Lines containing the word "JSON" are to be counted; state their number and nothing further.

▶ **Exercise material**
· · ·
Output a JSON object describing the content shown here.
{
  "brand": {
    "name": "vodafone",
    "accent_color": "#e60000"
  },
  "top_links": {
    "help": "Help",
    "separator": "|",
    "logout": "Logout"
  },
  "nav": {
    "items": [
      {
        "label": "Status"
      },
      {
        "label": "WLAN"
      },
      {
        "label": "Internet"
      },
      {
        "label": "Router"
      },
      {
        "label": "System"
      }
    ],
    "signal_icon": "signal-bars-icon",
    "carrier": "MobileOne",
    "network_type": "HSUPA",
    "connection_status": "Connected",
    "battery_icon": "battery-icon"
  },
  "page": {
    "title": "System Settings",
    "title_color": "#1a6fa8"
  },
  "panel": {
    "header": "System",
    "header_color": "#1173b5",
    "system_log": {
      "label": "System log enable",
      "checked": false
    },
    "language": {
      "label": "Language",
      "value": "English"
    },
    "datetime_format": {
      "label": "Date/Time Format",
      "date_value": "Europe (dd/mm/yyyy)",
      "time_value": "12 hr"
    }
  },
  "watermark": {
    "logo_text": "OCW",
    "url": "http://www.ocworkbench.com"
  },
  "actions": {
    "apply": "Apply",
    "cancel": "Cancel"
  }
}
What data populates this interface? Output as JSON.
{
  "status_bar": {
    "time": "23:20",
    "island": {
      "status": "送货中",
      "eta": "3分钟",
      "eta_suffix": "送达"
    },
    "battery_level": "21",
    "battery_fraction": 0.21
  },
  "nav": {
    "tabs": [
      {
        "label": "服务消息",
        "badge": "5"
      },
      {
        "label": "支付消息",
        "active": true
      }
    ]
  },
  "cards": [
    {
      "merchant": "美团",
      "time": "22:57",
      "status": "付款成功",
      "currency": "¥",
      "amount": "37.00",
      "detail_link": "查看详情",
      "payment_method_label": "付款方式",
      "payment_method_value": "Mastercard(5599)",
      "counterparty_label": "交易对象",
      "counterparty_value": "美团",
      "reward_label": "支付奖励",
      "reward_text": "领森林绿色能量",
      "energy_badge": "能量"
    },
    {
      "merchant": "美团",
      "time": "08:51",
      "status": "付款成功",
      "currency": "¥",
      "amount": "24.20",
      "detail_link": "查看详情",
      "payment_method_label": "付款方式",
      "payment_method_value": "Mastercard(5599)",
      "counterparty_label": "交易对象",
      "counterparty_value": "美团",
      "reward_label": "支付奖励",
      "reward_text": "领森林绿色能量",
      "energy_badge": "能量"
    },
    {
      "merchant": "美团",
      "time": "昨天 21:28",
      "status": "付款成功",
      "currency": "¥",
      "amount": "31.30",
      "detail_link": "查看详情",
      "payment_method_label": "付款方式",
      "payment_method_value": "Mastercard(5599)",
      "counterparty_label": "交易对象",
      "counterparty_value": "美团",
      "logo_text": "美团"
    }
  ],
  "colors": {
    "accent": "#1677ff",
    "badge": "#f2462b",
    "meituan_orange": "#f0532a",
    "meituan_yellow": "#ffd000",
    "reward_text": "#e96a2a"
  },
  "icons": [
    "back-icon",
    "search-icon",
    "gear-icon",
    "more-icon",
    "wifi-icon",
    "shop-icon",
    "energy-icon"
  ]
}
· · ·
▶ **Completed exercise**
2